● Exercise instructions
Identify and pull out each line of the entries in which "Current" occurs.

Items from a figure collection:
•••
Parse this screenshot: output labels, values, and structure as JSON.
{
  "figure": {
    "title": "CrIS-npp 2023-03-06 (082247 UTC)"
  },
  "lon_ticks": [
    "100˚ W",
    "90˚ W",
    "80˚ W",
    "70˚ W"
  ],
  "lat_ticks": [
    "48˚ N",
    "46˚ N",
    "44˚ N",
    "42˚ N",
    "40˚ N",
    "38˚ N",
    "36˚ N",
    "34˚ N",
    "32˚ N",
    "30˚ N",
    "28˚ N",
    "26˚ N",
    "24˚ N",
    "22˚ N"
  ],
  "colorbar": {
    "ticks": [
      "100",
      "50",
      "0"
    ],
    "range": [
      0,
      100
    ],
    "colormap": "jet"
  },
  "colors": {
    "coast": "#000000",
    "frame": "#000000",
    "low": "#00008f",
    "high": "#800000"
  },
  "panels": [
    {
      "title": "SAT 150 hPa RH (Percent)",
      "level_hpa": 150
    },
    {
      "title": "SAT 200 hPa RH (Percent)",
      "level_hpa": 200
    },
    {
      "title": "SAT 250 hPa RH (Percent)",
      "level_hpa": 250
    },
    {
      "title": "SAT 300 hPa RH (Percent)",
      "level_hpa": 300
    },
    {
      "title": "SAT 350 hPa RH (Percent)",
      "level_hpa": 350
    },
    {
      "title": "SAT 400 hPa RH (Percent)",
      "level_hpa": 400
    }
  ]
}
•••
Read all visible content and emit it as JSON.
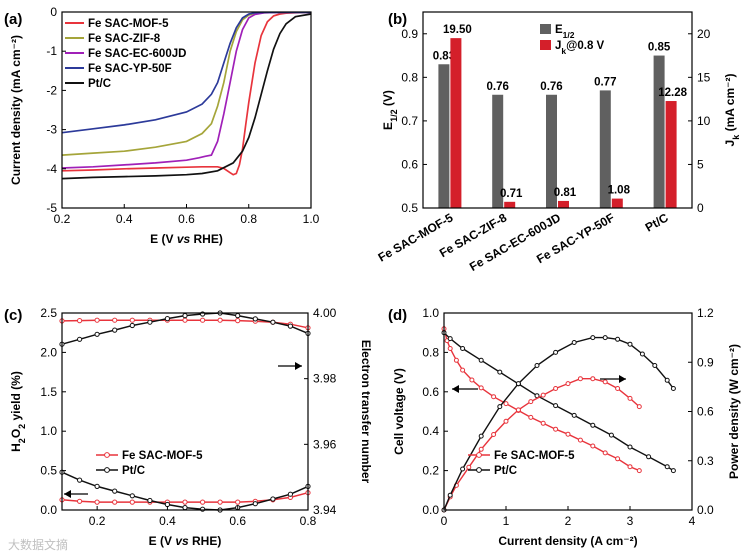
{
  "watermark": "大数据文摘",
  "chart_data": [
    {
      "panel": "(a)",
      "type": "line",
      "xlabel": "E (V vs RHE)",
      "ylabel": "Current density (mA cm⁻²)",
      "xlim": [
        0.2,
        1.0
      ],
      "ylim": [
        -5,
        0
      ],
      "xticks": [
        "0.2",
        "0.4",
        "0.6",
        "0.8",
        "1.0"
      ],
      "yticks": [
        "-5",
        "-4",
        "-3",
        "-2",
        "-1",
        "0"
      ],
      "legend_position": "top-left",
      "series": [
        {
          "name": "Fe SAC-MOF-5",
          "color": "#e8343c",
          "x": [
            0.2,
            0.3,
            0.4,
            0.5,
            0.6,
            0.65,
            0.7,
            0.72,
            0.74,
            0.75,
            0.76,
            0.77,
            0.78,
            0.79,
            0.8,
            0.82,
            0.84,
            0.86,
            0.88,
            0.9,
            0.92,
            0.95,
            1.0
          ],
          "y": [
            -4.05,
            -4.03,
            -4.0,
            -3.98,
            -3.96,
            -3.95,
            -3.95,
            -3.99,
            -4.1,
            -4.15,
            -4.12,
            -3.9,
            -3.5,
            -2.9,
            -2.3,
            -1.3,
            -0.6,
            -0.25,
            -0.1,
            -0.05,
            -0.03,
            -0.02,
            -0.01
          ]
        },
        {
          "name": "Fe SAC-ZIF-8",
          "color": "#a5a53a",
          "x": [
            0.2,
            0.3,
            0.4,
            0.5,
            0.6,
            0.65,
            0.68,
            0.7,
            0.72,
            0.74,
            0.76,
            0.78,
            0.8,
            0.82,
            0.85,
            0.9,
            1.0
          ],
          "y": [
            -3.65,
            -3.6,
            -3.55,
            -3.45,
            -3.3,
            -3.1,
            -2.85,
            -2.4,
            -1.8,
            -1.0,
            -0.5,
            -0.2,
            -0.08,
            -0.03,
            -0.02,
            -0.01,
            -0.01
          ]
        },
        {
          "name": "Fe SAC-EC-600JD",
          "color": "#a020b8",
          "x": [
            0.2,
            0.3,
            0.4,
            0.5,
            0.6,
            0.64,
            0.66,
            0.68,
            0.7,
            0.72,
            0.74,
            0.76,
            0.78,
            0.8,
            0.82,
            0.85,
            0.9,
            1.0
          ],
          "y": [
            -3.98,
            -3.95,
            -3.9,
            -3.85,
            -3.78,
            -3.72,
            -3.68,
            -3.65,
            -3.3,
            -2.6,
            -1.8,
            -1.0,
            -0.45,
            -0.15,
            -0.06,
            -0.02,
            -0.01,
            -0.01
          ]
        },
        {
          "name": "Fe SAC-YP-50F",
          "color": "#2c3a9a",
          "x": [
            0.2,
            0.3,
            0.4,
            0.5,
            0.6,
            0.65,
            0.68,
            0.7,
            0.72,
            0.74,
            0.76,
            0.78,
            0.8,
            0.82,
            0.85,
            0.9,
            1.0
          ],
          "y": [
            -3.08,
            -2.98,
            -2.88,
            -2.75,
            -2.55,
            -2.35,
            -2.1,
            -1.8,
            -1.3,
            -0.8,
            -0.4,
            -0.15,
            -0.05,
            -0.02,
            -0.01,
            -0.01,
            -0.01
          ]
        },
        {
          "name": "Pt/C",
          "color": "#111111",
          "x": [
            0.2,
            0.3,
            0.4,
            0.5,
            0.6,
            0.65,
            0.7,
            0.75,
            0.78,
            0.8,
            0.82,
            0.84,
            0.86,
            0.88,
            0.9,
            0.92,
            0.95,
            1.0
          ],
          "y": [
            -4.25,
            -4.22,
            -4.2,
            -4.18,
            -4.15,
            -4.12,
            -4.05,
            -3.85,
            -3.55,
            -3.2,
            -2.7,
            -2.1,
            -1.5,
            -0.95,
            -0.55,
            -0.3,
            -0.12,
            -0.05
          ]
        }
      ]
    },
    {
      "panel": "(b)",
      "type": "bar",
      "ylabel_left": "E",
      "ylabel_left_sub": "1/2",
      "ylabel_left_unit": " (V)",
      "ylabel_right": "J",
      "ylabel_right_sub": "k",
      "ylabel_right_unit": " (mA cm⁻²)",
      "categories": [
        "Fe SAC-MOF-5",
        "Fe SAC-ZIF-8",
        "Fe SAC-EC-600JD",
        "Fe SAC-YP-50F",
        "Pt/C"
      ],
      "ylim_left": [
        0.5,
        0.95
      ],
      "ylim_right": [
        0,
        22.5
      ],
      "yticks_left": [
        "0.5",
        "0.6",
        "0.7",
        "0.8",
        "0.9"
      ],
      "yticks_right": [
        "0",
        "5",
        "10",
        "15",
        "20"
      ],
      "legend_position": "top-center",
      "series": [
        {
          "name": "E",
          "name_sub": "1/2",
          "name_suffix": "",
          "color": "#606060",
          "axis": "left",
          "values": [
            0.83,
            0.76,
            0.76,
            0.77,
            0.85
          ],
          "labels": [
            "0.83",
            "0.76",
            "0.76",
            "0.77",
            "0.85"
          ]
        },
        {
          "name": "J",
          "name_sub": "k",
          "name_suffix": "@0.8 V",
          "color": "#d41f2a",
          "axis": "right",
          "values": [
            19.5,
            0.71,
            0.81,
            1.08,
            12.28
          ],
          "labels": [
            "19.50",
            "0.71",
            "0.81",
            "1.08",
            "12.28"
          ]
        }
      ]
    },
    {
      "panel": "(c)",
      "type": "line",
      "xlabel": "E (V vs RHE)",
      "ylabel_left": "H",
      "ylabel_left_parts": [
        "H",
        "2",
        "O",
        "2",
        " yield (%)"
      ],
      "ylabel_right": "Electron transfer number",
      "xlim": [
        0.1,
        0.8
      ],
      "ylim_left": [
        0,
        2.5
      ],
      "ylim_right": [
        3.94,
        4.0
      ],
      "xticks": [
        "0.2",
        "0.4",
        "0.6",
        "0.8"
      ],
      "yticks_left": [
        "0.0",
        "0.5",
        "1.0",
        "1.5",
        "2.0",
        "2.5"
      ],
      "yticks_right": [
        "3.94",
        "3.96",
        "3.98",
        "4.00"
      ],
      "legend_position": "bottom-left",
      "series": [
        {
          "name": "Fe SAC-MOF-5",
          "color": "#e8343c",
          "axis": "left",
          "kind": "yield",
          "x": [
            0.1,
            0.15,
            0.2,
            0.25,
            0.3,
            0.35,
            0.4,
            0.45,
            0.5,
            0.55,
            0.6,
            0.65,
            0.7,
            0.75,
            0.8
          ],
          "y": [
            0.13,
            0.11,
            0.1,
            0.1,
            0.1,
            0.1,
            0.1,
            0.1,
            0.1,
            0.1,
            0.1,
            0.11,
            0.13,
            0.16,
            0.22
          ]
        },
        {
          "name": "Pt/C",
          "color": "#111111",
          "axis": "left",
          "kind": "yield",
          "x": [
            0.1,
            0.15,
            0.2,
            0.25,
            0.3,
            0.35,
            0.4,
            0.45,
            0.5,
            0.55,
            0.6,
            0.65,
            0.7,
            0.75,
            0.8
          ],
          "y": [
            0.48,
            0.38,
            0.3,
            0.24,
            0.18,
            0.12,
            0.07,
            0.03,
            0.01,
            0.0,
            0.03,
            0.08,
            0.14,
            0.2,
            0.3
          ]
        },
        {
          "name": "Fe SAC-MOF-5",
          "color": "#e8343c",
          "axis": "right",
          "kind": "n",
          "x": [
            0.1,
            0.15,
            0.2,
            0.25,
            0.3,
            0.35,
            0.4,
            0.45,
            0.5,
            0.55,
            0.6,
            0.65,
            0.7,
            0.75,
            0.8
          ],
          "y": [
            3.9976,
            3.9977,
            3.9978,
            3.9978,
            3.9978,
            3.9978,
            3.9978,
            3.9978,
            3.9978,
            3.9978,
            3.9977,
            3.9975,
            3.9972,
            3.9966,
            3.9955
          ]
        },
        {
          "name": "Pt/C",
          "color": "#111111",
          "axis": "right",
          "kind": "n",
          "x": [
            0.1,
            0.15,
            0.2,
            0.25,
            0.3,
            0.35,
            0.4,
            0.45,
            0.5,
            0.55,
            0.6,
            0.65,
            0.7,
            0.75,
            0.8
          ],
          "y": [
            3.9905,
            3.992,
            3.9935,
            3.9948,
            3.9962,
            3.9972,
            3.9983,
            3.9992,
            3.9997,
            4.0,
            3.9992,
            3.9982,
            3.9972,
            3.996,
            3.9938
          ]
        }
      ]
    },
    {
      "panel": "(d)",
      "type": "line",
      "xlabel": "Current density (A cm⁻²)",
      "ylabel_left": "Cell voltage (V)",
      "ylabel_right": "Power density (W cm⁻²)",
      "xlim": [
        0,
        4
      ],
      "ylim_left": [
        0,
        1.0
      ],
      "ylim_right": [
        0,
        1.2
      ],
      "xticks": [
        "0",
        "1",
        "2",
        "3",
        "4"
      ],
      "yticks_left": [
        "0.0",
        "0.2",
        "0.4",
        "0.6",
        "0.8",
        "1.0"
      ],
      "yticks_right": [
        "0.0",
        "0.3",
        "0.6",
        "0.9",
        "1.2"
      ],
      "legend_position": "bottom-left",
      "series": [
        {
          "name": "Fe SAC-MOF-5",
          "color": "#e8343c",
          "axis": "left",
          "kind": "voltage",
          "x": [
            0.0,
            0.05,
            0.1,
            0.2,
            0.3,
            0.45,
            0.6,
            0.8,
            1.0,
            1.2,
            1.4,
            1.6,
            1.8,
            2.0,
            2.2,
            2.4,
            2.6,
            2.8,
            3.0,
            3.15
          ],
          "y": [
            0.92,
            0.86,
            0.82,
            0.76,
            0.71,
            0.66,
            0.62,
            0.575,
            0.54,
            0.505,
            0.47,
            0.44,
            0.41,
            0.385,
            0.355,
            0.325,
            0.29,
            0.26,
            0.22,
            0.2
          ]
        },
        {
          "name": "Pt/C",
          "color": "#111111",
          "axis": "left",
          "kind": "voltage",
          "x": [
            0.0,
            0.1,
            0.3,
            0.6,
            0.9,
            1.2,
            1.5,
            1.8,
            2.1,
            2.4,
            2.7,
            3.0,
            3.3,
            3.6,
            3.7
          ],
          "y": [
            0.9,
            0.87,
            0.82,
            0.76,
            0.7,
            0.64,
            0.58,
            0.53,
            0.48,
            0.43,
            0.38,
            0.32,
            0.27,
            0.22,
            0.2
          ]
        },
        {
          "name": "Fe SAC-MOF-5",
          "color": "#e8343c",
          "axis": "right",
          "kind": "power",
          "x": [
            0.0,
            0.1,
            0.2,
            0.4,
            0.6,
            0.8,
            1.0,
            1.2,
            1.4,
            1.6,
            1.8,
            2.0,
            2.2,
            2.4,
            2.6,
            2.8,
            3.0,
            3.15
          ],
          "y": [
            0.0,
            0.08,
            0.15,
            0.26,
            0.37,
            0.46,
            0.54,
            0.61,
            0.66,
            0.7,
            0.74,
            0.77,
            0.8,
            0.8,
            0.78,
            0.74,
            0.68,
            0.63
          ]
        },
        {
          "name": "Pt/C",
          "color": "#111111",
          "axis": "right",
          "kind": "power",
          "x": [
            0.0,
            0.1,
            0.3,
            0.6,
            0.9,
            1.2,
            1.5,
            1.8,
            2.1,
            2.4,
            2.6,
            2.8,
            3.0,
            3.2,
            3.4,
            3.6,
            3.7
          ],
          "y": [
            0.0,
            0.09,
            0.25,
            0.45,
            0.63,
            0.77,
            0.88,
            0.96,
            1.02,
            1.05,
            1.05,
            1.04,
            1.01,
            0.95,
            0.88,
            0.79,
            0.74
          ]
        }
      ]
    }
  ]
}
•••
● Solution to this task
      "ylabel": "Current density (mA cm⁻²)",
      "xlabel": "Current density (A cm⁻²)",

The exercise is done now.